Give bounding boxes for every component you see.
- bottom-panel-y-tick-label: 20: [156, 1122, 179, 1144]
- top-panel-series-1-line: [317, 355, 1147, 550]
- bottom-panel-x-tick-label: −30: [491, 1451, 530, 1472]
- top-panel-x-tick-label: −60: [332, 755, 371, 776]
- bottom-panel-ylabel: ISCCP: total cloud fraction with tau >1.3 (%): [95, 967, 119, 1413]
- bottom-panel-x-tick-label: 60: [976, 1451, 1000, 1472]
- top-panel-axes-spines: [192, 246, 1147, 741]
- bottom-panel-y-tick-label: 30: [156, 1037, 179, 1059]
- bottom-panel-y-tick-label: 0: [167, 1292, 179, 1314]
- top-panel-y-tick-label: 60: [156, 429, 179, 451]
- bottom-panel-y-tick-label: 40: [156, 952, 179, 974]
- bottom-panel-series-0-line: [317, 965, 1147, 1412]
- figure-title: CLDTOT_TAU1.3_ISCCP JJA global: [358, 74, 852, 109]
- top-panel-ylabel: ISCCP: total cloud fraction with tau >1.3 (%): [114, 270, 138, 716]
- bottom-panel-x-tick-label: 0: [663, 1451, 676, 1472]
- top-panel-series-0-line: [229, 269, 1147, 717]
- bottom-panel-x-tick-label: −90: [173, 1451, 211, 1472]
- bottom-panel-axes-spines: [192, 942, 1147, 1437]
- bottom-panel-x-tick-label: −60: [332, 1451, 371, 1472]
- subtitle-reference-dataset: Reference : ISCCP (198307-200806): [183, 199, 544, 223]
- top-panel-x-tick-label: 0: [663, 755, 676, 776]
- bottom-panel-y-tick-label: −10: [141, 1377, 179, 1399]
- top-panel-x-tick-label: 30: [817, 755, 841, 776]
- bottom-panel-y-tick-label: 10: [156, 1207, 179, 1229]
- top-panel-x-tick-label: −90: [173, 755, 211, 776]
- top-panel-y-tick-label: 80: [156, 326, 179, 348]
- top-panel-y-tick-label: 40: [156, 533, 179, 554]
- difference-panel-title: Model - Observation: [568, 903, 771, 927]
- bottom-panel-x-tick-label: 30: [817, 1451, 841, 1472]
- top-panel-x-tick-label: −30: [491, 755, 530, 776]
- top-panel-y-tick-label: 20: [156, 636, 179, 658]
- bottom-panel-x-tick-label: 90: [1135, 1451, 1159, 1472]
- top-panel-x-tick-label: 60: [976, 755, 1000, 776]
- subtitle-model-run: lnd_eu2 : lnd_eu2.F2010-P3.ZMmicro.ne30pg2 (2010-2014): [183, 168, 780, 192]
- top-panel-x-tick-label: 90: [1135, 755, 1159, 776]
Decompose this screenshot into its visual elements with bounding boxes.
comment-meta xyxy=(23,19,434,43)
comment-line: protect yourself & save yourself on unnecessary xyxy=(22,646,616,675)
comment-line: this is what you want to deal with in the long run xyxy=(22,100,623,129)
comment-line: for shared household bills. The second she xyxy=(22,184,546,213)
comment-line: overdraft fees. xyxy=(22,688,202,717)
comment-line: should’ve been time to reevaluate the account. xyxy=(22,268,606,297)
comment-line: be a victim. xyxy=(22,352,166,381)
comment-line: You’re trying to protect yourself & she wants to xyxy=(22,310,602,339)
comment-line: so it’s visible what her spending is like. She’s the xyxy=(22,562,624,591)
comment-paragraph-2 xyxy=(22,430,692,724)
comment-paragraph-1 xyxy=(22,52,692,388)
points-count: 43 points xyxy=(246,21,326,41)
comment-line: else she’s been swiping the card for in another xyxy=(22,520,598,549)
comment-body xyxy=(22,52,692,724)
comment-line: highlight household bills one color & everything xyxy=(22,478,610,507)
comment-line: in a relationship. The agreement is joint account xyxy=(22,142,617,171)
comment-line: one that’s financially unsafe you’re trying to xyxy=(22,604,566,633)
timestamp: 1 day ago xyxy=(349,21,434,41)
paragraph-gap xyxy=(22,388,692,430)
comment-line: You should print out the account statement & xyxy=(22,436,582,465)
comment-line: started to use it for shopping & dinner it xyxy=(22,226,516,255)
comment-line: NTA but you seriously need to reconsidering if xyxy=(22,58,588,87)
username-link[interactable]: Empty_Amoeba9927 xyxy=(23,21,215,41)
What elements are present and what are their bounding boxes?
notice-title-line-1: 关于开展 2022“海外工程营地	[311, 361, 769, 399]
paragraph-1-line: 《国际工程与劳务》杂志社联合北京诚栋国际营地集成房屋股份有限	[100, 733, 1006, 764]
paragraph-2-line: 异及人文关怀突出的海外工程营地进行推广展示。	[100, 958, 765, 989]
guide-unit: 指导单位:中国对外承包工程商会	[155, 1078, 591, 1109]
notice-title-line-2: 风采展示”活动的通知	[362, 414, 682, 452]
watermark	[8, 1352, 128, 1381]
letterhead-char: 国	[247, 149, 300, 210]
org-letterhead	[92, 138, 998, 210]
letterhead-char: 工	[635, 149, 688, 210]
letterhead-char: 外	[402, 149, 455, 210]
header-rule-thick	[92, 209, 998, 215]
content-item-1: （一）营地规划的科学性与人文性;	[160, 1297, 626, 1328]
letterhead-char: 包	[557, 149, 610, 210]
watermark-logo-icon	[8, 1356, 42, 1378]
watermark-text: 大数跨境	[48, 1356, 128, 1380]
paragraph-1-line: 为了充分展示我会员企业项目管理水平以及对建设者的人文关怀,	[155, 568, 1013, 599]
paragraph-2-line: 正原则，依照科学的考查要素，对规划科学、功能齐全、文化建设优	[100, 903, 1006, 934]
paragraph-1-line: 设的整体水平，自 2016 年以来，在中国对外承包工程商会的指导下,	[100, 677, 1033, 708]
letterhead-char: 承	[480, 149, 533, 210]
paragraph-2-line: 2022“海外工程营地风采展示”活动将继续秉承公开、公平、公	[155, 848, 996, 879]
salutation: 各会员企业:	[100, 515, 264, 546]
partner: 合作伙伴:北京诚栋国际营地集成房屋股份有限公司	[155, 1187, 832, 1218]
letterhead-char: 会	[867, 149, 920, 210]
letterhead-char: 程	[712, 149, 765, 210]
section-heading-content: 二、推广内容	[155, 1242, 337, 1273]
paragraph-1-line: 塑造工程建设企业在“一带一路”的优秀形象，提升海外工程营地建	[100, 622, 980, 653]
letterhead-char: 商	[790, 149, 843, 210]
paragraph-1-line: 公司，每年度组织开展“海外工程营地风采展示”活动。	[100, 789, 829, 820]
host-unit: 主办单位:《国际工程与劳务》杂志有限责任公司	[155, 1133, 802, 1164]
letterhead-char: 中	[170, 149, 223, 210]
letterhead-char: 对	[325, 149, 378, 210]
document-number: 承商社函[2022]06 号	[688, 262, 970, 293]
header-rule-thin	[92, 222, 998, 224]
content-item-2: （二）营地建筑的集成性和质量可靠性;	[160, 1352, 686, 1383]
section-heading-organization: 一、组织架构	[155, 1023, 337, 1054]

To do | Quote every line of the records above verbatim and in their original order.

Solution to the exercise |
Give bounding boxes for every component you see.
- bottom-panel-y-tick-label: 20: [156, 1122, 179, 1144]
- top-panel-series-1-line: [317, 355, 1147, 550]
- bottom-panel-x-tick-label: −30: [491, 1451, 530, 1472]
- top-panel-x-tick-label: −60: [332, 755, 371, 776]
- bottom-panel-ylabel: ISCCP: total cloud fraction with tau >1.3 (%): [95, 967, 119, 1413]
- bottom-panel-x-tick-label: 60: [976, 1451, 1000, 1472]
- top-panel-axes-spines: [192, 246, 1147, 741]
- bottom-panel-y-tick-label: 30: [156, 1037, 179, 1059]
- bottom-panel-y-tick-label: 0: [167, 1292, 179, 1314]
- top-panel-y-tick-label: 60: [156, 429, 179, 451]
- bottom-panel-y-tick-label: 40: [156, 952, 179, 974]
- bottom-panel-series-0-line: [317, 965, 1147, 1412]
- figure-title: CLDTOT_TAU1.3_ISCCP JJA global: [358, 74, 852, 109]
- top-panel-ylabel: ISCCP: total cloud fraction with tau >1.3 (%): [114, 270, 138, 716]
- bottom-panel-x-tick-label: 0: [663, 1451, 676, 1472]
- top-panel-series-0-line: [229, 269, 1147, 717]
- bottom-panel-x-tick-label: −90: [173, 1451, 211, 1472]
- bottom-panel-axes-spines: [192, 942, 1147, 1437]
- bottom-panel-x-tick-label: −60: [332, 1451, 371, 1472]
- subtitle-reference-dataset: Reference : ISCCP (198307-200806): [183, 199, 544, 223]
- top-panel-x-tick-label: 0: [663, 755, 676, 776]
- bottom-panel-y-tick-label: −10: [141, 1377, 179, 1399]
- top-panel-x-tick-label: 30: [817, 755, 841, 776]
- bottom-panel-y-tick-label: 10: [156, 1207, 179, 1229]
- top-panel-x-tick-label: −90: [173, 755, 211, 776]
- top-panel-y-tick-label: 80: [156, 326, 179, 348]
- top-panel-y-tick-label: 40: [156, 533, 179, 554]
- difference-panel-title: Model - Observation: [568, 903, 771, 927]
- bottom-panel-x-tick-label: 30: [817, 1451, 841, 1472]
- top-panel-x-tick-label: −30: [491, 755, 530, 776]
- top-panel-y-tick-label: 20: [156, 636, 179, 658]
- bottom-panel-x-tick-label: 90: [1135, 1451, 1159, 1472]
- top-panel-x-tick-label: 60: [976, 755, 1000, 776]
- subtitle-model-run: lnd_eu2 : lnd_eu2.F2010-P3.ZMmicro.ne30pg2 (2010-2014): [183, 168, 780, 192]
- top-panel-x-tick-label: 90: [1135, 755, 1159, 776]
Decompose this screenshot into its visual elements with bounding boxes.
comment-meta xyxy=(23,19,434,43)
comment-line: protect yourself & save yourself on unnecessary xyxy=(22,646,616,675)
comment-line: this is what you want to deal with in the long run xyxy=(22,100,623,129)
comment-line: for shared household bills. The second she xyxy=(22,184,546,213)
comment-line: overdraft fees. xyxy=(22,688,202,717)
comment-line: should’ve been time to reevaluate the account. xyxy=(22,268,606,297)
comment-line: be a victim. xyxy=(22,352,166,381)
comment-line: You’re trying to protect yourself & she wants to xyxy=(22,310,602,339)
comment-line: so it’s visible what her spending is like. She’s the xyxy=(22,562,624,591)
comment-paragraph-2 xyxy=(22,430,692,724)
comment-paragraph-1 xyxy=(22,52,692,388)
points-count: 43 points xyxy=(246,21,326,41)
comment-line: else she’s been swiping the card for in another xyxy=(22,520,598,549)
comment-body xyxy=(22,52,692,724)
comment-line: highlight household bills one color & everything xyxy=(22,478,610,507)
comment-line: in a relationship. The agreement is joint account xyxy=(22,142,617,171)
comment-line: one that’s financially unsafe you’re trying to xyxy=(22,604,566,633)
timestamp: 1 day ago xyxy=(349,21,434,41)
paragraph-gap xyxy=(22,388,692,430)
comment-line: You should print out the account statement & xyxy=(22,436,582,465)
comment-line: started to use it for shopping & dinner it xyxy=(22,226,516,255)
comment-line: NTA but you seriously need to reconsidering if xyxy=(22,58,588,87)
username-link[interactable]: Empty_Amoeba9927 xyxy=(23,21,215,41)
What elements are present and what are their bounding boxes?
notice-title-line-1: 关于开展 2022“海外工程营地	[311, 361, 769, 399]
paragraph-1-line: 《国际工程与劳务》杂志社联合北京诚栋国际营地集成房屋股份有限	[100, 733, 1006, 764]
paragraph-2-line: 异及人文关怀突出的海外工程营地进行推广展示。	[100, 958, 765, 989]
guide-unit: 指导单位:中国对外承包工程商会	[155, 1078, 591, 1109]
notice-title-line-2: 风采展示”活动的通知	[362, 414, 682, 452]
watermark	[8, 1352, 128, 1381]
letterhead-char: 国	[247, 149, 300, 210]
org-letterhead	[92, 138, 998, 210]
letterhead-char: 工	[635, 149, 688, 210]
letterhead-char: 外	[402, 149, 455, 210]
header-rule-thick	[92, 209, 998, 215]
content-item-1: （一）营地规划的科学性与人文性;	[160, 1297, 626, 1328]
letterhead-char: 包	[557, 149, 610, 210]
watermark-logo-icon	[8, 1356, 42, 1378]
watermark-text: 大数跨境	[48, 1356, 128, 1380]
paragraph-1-line: 为了充分展示我会员企业项目管理水平以及对建设者的人文关怀,	[155, 568, 1013, 599]
paragraph-2-line: 正原则，依照科学的考查要素，对规划科学、功能齐全、文化建设优	[100, 903, 1006, 934]
paragraph-1-line: 设的整体水平，自 2016 年以来，在中国对外承包工程商会的指导下,	[100, 677, 1033, 708]
letterhead-char: 承	[480, 149, 533, 210]
paragraph-2-line: 2022“海外工程营地风采展示”活动将继续秉承公开、公平、公	[155, 848, 996, 879]
salutation: 各会员企业:	[100, 515, 264, 546]
partner: 合作伙伴:北京诚栋国际营地集成房屋股份有限公司	[155, 1187, 832, 1218]
letterhead-char: 会	[867, 149, 920, 210]
letterhead-char: 程	[712, 149, 765, 210]
section-heading-content: 二、推广内容	[155, 1242, 337, 1273]
paragraph-1-line: 塑造工程建设企业在“一带一路”的优秀形象，提升海外工程营地建	[100, 622, 980, 653]
letterhead-char: 商	[790, 149, 843, 210]
paragraph-1-line: 公司，每年度组织开展“海外工程营地风采展示”活动。	[100, 789, 829, 820]
host-unit: 主办单位:《国际工程与劳务》杂志有限责任公司	[155, 1133, 802, 1164]
letterhead-char: 中	[170, 149, 223, 210]
letterhead-char: 对	[325, 149, 378, 210]
document-number: 承商社函[2022]06 号	[688, 262, 970, 293]
header-rule-thin	[92, 222, 998, 224]
content-item-2: （二）营地建筑的集成性和质量可靠性;	[160, 1352, 686, 1383]
section-heading-organization: 一、组织架构	[155, 1023, 337, 1054]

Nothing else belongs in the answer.